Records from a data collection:
START
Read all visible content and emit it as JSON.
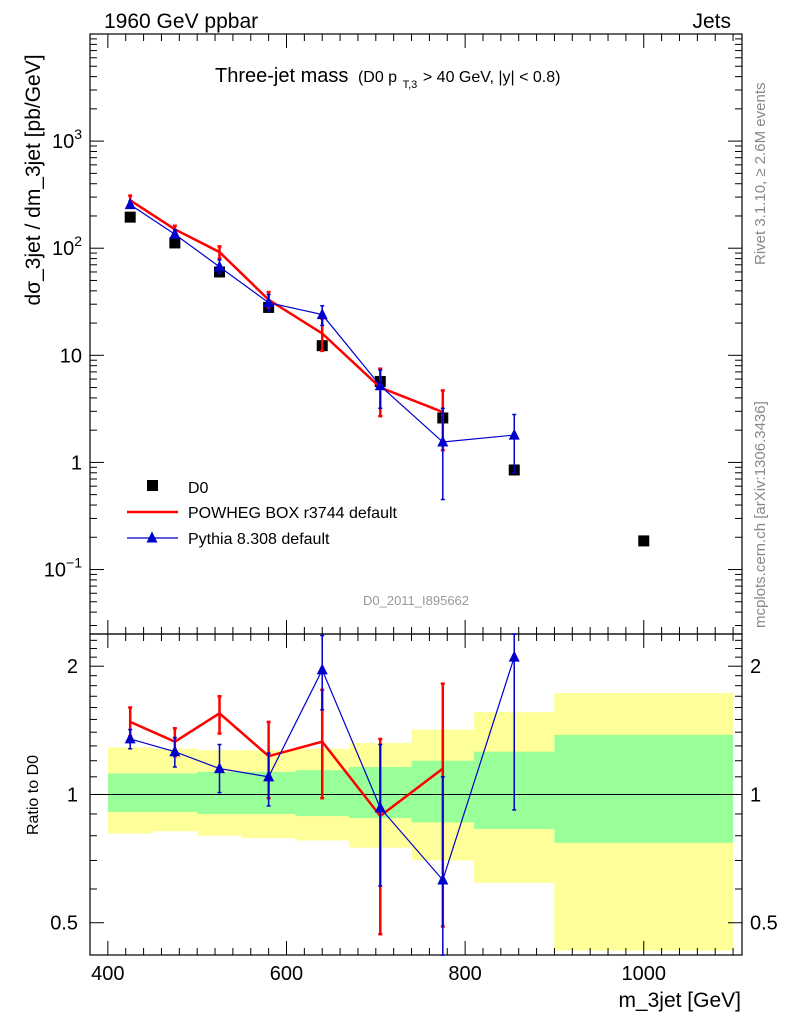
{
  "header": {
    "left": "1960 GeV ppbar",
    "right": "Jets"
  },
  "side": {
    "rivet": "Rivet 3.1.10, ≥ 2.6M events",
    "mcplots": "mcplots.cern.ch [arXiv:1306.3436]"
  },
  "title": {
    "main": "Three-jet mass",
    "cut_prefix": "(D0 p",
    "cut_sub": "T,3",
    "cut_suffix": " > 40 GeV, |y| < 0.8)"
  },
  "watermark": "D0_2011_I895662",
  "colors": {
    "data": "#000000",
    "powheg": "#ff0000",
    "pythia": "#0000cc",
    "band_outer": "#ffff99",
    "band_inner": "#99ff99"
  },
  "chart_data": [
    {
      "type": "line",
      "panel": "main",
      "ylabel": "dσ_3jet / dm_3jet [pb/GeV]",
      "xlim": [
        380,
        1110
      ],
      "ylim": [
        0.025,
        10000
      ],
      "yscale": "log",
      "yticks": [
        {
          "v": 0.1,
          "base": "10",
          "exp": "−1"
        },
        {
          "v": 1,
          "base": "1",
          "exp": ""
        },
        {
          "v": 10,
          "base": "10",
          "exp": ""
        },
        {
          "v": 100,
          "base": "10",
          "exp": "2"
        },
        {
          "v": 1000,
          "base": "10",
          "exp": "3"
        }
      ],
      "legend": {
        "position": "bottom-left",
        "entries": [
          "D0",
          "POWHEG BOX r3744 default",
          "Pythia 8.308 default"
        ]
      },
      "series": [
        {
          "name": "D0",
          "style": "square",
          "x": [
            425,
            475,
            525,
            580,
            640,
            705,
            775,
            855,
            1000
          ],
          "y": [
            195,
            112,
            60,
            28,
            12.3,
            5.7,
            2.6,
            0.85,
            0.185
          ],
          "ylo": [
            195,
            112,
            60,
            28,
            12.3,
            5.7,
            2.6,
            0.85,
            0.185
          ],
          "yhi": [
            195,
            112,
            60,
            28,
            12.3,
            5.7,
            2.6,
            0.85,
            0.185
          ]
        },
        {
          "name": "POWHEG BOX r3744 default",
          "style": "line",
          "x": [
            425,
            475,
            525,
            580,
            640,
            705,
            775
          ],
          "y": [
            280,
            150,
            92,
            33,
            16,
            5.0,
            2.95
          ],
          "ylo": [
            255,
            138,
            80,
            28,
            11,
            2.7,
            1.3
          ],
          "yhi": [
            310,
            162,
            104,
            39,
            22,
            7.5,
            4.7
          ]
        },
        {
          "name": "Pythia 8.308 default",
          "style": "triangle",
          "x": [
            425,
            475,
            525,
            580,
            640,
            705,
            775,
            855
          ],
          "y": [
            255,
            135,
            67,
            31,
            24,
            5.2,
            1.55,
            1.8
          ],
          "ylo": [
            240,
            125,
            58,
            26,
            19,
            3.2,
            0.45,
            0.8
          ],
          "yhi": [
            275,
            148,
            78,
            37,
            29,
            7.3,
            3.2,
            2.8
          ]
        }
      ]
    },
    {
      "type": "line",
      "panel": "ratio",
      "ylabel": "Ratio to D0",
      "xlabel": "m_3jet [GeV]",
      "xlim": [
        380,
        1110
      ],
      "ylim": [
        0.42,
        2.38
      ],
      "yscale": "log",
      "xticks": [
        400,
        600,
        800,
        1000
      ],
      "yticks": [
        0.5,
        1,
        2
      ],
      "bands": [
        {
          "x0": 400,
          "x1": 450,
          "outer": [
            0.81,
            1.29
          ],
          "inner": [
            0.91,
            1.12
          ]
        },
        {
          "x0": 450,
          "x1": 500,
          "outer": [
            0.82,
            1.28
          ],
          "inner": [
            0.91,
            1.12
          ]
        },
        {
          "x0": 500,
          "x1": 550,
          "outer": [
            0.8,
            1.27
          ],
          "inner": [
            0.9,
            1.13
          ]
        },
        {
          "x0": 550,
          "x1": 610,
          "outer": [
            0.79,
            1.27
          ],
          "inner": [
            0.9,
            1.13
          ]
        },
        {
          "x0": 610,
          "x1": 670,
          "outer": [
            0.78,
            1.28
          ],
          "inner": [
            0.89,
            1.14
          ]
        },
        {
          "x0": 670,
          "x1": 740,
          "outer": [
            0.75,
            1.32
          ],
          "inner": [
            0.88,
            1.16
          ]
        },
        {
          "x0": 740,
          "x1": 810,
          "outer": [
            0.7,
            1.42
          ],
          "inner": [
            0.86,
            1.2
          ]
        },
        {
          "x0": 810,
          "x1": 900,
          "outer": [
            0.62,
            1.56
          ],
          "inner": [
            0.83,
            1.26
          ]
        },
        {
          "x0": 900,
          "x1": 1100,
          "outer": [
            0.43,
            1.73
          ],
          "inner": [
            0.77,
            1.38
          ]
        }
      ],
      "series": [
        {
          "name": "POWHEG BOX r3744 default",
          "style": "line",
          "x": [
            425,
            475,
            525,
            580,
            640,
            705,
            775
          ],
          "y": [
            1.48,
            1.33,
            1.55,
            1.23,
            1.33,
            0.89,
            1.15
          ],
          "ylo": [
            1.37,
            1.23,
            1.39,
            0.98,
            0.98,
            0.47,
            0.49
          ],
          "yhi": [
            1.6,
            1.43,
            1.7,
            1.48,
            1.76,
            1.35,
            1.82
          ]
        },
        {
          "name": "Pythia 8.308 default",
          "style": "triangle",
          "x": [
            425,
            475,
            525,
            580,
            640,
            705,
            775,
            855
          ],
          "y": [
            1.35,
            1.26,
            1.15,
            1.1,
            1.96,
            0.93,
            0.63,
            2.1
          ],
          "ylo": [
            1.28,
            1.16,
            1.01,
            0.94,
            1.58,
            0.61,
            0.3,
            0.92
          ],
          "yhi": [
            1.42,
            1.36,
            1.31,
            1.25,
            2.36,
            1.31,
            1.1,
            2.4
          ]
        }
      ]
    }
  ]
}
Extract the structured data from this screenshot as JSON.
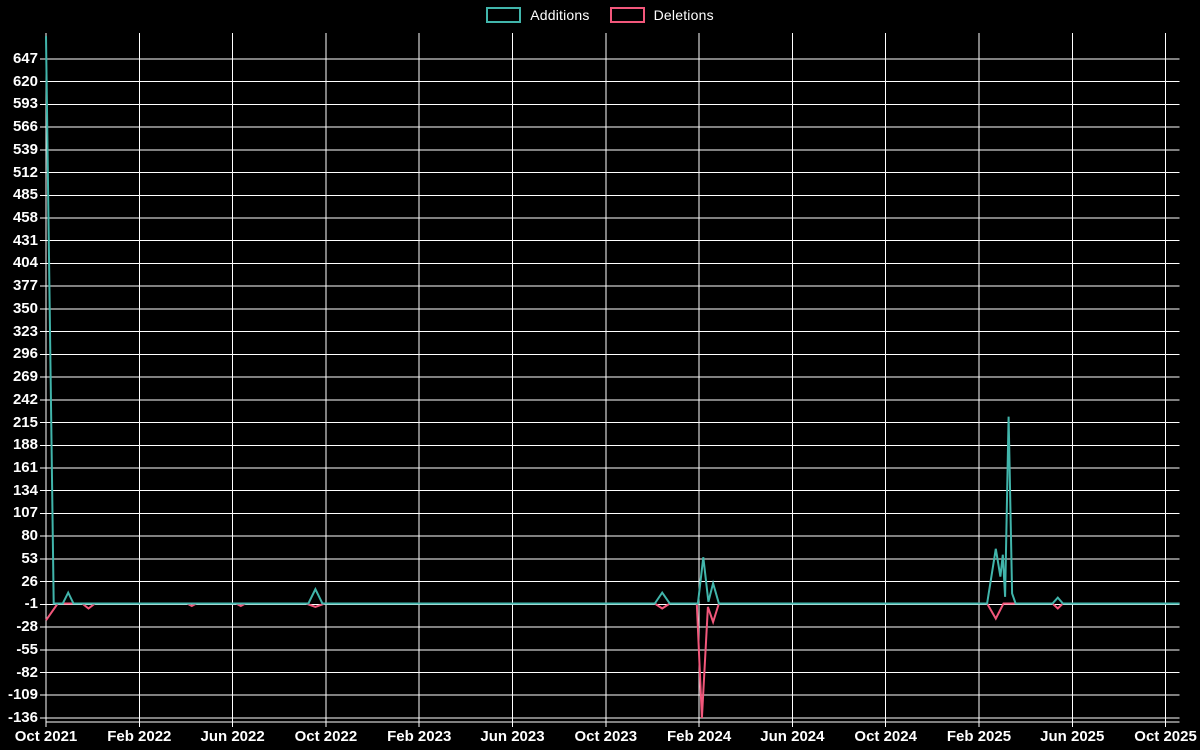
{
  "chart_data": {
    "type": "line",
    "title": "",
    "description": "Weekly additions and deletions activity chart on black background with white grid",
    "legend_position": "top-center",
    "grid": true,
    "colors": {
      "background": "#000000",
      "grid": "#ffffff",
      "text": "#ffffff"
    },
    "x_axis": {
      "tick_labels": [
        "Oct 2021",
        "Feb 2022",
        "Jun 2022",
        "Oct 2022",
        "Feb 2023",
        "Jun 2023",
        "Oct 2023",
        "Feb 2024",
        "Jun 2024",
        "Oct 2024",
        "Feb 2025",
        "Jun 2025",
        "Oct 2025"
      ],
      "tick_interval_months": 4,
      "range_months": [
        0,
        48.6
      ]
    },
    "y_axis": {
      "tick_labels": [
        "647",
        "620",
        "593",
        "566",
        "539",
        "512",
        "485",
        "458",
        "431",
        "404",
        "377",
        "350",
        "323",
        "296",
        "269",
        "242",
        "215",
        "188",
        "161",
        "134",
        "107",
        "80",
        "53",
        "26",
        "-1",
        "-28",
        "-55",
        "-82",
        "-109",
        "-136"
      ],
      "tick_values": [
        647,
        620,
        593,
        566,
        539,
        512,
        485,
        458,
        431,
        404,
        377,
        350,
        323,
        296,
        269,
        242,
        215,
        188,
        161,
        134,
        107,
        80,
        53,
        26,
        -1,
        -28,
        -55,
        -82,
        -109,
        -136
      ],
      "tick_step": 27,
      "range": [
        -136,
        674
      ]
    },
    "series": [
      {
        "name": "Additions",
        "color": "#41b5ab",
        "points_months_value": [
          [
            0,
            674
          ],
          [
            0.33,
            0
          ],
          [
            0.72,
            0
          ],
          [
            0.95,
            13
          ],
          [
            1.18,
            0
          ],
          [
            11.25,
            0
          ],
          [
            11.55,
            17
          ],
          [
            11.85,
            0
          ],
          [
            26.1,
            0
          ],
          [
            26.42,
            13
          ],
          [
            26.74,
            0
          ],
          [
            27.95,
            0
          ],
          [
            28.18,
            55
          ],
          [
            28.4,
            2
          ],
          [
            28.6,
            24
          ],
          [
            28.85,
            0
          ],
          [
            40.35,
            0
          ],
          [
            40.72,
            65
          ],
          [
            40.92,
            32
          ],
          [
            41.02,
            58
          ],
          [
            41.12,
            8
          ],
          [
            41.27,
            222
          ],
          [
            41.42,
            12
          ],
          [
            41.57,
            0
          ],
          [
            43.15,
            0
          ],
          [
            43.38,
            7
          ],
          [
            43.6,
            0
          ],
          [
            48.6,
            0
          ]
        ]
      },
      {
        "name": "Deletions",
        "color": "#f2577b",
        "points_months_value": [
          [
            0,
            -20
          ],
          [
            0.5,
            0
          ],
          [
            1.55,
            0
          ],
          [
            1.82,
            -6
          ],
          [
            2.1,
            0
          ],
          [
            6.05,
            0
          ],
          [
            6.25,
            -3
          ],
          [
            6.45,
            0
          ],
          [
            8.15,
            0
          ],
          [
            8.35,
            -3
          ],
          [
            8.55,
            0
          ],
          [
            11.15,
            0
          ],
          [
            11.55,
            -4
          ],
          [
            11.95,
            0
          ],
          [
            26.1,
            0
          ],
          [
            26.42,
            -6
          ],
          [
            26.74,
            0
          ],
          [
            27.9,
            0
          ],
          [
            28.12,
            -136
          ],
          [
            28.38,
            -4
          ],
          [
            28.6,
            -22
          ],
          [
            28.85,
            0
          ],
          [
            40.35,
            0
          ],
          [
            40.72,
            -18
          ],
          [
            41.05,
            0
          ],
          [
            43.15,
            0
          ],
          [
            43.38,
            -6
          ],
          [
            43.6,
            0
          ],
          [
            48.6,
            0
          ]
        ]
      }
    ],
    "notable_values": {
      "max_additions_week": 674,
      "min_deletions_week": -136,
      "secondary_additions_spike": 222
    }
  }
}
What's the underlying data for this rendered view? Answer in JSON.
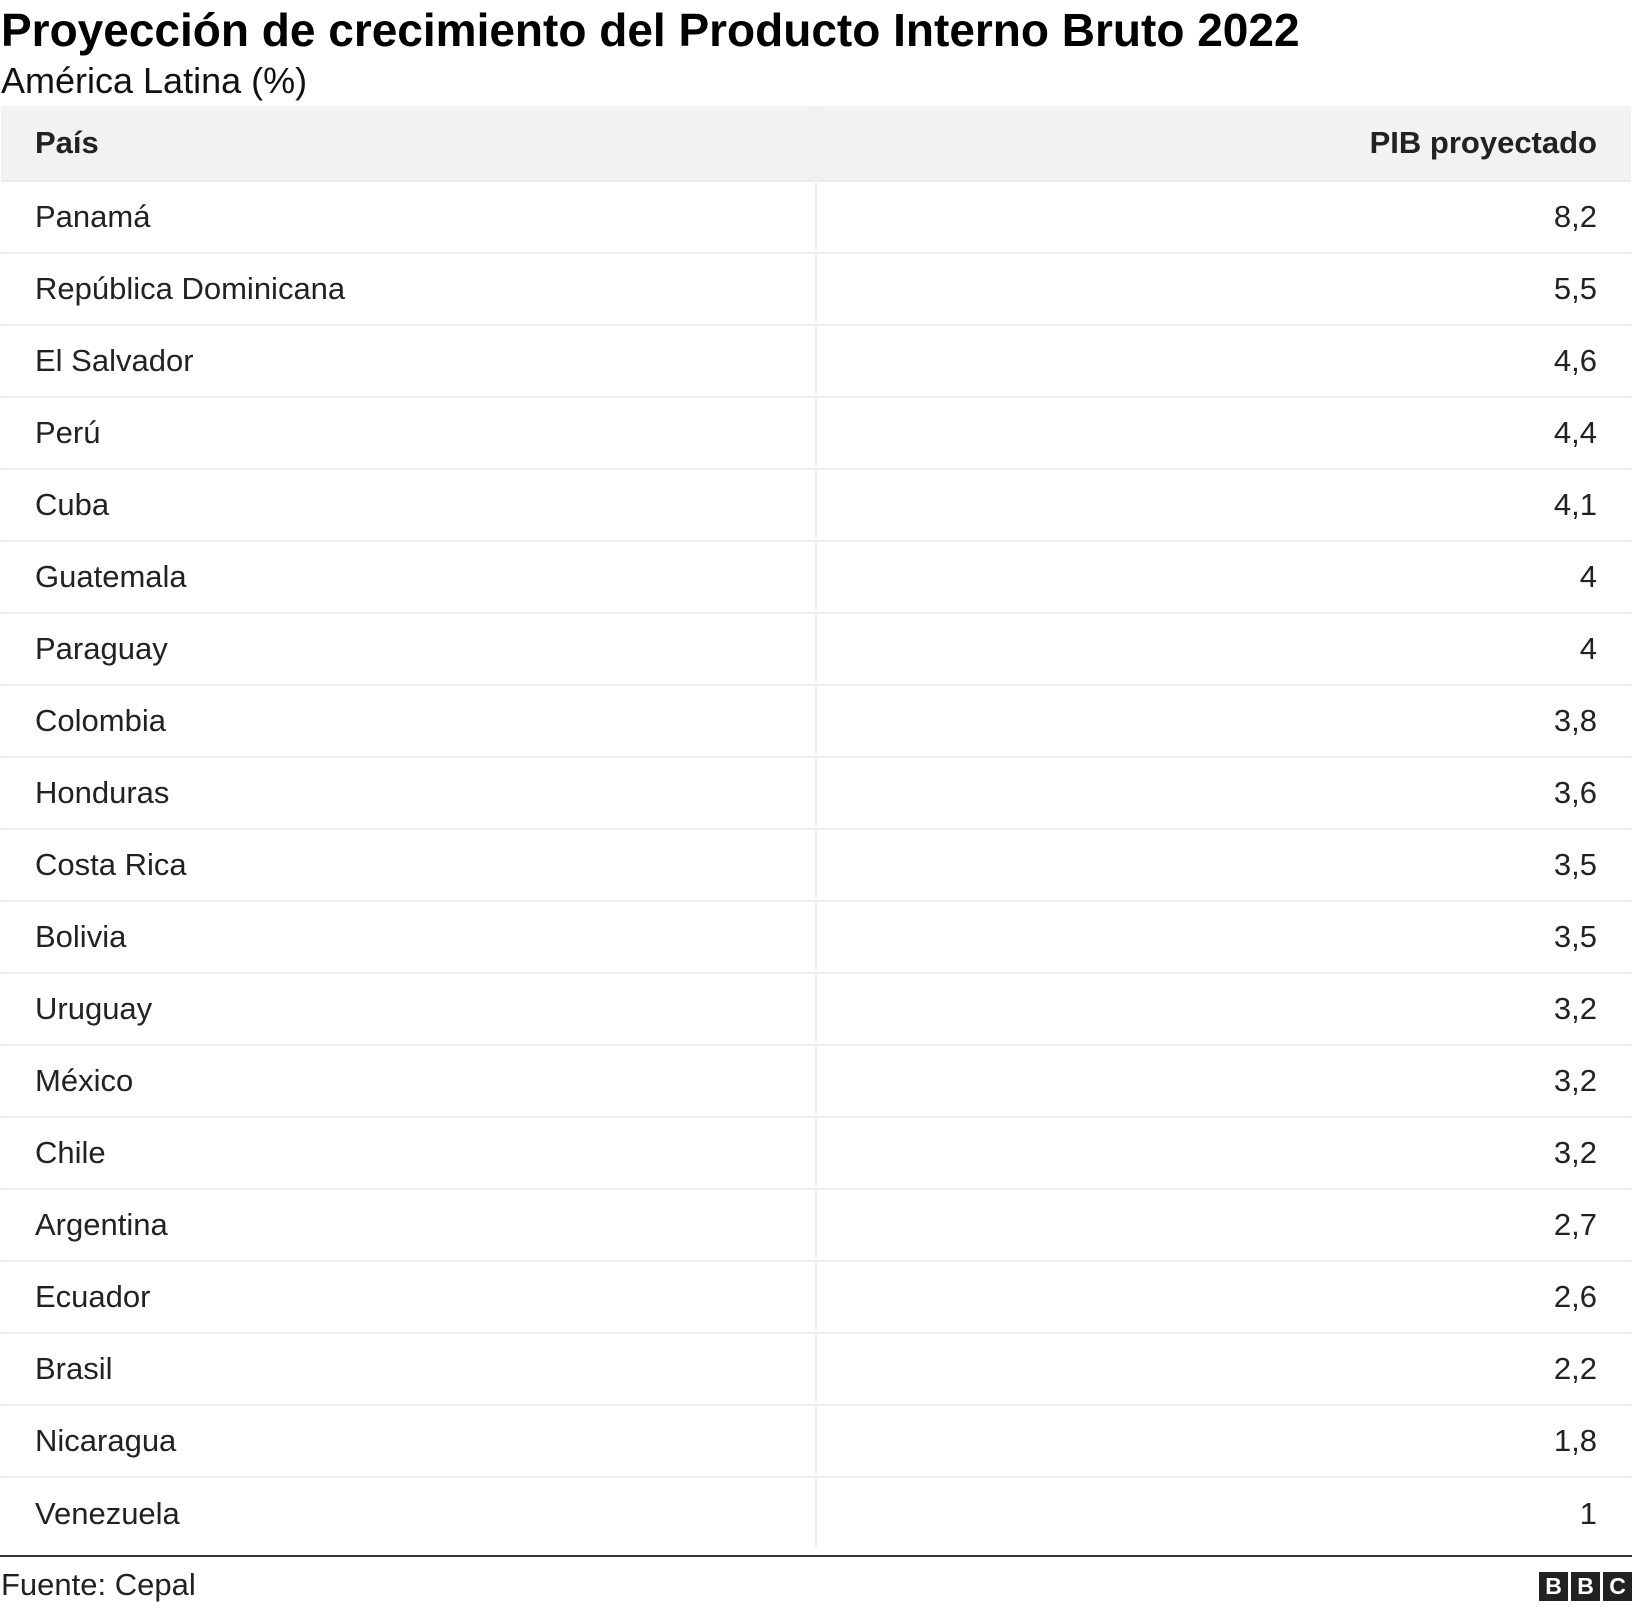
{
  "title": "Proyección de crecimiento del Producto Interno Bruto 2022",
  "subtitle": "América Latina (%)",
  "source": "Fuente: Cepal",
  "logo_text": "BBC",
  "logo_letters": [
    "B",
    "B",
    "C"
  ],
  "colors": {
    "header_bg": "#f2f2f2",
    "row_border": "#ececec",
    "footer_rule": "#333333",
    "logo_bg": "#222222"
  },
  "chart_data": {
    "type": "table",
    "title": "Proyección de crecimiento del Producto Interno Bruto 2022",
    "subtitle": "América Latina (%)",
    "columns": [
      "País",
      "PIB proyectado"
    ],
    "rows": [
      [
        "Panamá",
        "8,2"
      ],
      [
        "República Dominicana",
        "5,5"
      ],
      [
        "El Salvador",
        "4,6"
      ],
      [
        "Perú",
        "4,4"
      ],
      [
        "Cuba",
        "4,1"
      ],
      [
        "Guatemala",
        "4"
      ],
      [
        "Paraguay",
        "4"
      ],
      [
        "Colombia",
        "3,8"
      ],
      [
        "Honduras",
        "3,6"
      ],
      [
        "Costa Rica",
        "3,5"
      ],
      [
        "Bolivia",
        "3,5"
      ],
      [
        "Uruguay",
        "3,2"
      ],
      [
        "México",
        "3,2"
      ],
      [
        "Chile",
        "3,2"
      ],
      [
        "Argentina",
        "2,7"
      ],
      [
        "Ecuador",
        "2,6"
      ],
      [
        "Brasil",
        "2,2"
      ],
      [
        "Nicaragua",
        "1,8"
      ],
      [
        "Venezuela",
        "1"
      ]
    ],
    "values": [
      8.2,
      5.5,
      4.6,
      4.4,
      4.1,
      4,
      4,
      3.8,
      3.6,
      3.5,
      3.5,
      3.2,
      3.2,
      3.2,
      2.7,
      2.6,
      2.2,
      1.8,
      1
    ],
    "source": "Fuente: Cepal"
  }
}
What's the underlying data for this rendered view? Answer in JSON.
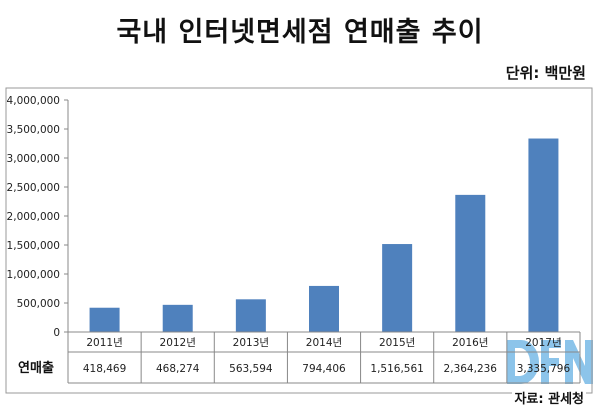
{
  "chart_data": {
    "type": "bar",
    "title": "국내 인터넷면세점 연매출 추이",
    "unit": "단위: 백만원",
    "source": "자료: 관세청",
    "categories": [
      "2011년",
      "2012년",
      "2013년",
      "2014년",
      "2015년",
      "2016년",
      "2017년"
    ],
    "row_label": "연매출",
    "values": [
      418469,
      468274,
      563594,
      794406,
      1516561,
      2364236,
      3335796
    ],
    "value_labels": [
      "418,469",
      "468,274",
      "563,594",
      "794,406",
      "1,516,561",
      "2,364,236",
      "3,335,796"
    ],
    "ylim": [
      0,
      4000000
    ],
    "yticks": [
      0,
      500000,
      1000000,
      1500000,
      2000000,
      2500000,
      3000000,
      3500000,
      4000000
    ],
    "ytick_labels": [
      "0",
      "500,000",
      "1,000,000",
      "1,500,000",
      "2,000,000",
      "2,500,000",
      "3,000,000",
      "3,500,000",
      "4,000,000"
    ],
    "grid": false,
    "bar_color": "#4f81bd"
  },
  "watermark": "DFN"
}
END
> Exercise requirements
From the data above, copy each line that holds "Latina".

> Task result
  "subtitle": "América Latina (%)",
    "subtitle": "América Latina (%)",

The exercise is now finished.